#### [Task instructions]
Note each line of the listing that contains the string "email", and copy it.

#### [Material provided]
********************

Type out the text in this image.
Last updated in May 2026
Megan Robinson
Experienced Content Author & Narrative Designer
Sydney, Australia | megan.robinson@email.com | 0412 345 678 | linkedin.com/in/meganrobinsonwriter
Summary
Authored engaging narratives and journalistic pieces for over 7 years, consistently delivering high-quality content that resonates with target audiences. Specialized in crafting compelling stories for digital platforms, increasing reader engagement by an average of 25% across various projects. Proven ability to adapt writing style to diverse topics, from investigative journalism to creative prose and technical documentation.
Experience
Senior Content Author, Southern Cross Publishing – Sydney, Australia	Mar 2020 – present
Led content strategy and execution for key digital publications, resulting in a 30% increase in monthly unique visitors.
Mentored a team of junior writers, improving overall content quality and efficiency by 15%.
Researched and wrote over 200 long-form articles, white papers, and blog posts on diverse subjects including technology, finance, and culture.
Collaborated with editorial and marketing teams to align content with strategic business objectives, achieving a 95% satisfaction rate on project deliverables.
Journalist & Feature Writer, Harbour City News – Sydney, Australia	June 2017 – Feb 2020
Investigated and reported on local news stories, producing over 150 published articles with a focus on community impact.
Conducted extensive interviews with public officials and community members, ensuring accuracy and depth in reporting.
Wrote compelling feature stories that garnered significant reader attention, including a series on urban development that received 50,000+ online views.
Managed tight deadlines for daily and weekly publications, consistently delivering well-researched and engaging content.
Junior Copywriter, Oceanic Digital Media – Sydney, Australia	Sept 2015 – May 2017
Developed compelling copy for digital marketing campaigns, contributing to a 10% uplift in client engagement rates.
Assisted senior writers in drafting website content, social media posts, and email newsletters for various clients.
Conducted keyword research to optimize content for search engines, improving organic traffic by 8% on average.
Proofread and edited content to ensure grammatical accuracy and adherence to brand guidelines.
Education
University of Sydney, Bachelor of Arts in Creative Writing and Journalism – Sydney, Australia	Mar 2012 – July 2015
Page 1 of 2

********************

#### [Exercise output]
Sydney, Australia | megan.robinson@email.com | 0412 345 678 | linkedin.com/in/meganrobinsonwriter
Assisted senior writers in drafting website content, social media posts, and email newsletters for various clients.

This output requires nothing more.